Saved entries

** BEGIN **

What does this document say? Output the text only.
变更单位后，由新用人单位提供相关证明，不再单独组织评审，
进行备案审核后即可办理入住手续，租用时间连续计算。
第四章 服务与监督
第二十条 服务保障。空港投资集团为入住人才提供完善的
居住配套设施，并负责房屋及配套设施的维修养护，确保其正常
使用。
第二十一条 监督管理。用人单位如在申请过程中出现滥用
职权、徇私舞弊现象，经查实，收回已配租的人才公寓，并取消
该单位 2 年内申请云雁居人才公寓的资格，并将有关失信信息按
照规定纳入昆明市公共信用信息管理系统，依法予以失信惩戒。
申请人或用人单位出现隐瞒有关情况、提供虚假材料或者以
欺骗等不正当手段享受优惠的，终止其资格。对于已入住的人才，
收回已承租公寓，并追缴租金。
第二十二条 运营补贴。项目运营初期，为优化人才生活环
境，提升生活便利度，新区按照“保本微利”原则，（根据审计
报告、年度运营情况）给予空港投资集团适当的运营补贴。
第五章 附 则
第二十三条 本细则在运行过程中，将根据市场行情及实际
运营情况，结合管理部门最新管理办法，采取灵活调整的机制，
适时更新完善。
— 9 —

** END **

Please reproduce every line of the material word for word.

What does this document say? Output the text only.
变更单位后，由新用人单位提供相关证明，不再单独组织评审，
进行备案审核后即可办理入住手续，租用时间连续计算。
第四章 服务与监督
第二十条 服务保障。空港投资集团为入住人才提供完善的
居住配套设施，并负责房屋及配套设施的维修养护，确保其正常
使用。
第二十一条 监督管理。用人单位如在申请过程中出现滥用
职权、徇私舞弊现象，经查实，收回已配租的人才公寓，并取消
该单位 2 年内申请云雁居人才公寓的资格，并将有关失信信息按
照规定纳入昆明市公共信用信息管理系统，依法予以失信惩戒。
申请人或用人单位出现隐瞒有关情况、提供虚假材料或者以
欺骗等不正当手段享受优惠的，终止其资格。对于已入住的人才，
收回已承租公寓，并追缴租金。
第二十二条 运营补贴。项目运营初期，为优化人才生活环
境，提升生活便利度，新区按照“保本微利”原则，（根据审计
报告、年度运营情况）给予空港投资集团适当的运营补贴。
第五章 附 则
第二十三条 本细则在运行过程中，将根据市场行情及实际
运营情况，结合管理部门最新管理办法，采取灵活调整的机制，
适时更新完善。
— 9 —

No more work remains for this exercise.